Objective: Lines containing the string "Temporarily" are to be collected in full.
— Start Data in this exercise —
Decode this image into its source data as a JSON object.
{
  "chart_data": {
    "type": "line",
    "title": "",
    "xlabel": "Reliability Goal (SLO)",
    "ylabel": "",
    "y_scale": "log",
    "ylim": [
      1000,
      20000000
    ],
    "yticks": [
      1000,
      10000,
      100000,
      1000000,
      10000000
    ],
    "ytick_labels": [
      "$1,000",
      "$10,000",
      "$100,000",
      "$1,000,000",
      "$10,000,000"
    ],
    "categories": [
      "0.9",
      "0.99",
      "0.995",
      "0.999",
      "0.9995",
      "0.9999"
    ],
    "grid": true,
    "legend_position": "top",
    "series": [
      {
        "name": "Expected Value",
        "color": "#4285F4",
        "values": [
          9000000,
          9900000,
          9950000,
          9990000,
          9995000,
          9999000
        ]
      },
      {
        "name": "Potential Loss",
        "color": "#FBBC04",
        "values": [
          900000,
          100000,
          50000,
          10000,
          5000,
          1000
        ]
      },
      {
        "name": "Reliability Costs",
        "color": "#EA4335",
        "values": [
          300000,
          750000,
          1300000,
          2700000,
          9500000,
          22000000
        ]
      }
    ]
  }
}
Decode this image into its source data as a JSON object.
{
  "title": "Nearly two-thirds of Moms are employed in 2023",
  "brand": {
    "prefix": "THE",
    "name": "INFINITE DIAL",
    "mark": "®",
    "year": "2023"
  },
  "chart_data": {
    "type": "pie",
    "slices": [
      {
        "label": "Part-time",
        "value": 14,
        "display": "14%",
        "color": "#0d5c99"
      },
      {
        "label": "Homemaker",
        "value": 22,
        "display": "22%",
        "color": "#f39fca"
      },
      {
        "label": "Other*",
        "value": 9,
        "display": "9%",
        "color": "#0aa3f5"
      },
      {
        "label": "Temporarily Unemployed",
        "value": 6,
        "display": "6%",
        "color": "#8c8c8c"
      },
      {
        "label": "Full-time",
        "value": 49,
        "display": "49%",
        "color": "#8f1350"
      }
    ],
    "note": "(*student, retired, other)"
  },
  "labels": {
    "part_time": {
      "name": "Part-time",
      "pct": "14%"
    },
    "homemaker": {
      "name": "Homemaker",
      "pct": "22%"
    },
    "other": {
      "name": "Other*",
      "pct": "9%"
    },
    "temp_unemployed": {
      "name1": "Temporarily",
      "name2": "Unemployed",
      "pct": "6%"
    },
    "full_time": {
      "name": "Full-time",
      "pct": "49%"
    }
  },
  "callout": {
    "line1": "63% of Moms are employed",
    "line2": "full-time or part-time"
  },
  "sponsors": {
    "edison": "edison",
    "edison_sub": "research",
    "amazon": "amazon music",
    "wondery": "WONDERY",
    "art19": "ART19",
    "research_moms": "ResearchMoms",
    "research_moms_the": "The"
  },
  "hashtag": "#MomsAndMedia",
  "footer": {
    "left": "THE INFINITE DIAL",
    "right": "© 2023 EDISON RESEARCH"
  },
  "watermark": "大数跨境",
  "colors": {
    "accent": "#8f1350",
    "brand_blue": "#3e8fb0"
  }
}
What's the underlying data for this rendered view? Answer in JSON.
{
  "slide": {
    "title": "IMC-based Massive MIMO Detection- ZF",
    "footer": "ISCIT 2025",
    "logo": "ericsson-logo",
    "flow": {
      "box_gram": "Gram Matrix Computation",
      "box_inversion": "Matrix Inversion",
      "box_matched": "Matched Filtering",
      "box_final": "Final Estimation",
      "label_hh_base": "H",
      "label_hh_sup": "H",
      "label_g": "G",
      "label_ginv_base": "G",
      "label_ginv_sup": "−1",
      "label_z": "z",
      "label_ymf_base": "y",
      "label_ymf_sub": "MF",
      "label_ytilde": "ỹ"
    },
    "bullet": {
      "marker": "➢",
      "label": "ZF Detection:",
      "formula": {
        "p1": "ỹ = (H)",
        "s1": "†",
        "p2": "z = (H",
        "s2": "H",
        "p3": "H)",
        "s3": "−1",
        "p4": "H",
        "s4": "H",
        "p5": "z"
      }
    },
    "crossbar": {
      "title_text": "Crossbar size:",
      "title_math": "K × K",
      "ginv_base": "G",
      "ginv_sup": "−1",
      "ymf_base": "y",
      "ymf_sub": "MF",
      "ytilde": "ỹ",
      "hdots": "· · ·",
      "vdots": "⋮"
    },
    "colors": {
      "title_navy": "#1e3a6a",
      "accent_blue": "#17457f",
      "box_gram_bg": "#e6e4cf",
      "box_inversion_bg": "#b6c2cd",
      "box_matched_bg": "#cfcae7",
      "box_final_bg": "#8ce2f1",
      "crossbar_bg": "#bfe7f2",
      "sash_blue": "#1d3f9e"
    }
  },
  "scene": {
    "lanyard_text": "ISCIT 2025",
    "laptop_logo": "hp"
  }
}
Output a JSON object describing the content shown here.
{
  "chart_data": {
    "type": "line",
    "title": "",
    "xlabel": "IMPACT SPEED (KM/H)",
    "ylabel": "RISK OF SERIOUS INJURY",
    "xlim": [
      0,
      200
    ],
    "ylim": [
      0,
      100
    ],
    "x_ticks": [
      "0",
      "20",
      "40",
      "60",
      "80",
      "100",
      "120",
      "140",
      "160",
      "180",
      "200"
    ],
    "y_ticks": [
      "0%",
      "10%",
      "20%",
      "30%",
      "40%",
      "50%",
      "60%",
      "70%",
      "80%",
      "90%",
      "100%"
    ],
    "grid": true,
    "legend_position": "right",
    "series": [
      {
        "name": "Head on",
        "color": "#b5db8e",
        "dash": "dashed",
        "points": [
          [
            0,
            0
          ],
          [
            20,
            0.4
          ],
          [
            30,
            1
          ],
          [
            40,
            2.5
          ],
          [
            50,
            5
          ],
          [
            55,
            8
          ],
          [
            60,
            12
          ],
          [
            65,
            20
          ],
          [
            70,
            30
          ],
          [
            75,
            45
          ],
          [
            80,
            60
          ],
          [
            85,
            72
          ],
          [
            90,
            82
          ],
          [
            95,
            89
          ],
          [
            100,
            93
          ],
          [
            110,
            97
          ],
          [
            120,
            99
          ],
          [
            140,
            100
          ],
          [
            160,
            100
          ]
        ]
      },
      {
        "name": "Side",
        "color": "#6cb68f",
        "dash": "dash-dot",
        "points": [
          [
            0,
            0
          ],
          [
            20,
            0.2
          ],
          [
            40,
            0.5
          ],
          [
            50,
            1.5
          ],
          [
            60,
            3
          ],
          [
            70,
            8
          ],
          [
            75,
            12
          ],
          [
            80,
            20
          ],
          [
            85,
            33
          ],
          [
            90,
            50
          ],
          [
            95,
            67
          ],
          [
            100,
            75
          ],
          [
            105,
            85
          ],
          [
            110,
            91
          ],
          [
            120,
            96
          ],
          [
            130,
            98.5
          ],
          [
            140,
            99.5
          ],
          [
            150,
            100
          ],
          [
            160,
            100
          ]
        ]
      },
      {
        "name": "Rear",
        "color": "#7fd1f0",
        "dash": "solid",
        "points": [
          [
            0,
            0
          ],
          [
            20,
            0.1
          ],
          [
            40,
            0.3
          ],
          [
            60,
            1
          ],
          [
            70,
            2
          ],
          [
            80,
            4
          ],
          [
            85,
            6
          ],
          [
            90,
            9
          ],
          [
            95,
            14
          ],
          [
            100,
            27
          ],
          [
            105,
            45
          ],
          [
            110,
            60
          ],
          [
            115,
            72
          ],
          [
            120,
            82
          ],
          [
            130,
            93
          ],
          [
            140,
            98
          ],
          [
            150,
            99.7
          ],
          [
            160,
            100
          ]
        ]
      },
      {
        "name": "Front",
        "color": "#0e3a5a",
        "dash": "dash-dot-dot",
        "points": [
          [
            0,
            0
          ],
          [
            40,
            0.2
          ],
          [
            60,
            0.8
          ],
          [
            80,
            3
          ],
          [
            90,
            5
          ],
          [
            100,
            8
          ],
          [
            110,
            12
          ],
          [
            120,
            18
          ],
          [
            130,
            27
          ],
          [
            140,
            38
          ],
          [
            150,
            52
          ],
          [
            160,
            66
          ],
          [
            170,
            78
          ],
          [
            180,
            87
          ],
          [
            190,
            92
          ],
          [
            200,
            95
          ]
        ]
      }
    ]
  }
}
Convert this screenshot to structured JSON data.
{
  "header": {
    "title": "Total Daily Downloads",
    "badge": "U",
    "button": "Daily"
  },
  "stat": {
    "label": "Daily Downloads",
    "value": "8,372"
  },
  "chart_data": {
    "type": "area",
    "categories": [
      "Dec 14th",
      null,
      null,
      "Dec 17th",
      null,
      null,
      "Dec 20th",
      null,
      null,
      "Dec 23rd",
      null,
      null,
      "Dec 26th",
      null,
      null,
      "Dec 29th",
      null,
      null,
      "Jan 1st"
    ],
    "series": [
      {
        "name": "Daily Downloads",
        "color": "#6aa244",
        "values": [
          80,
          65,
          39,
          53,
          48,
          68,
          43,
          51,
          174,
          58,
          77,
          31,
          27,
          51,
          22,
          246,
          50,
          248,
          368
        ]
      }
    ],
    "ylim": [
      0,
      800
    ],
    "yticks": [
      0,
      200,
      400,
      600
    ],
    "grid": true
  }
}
— End Data in this exercise —
Written answer:
        "label": "Temporarily Unemployed",
      "name1": "Temporarily",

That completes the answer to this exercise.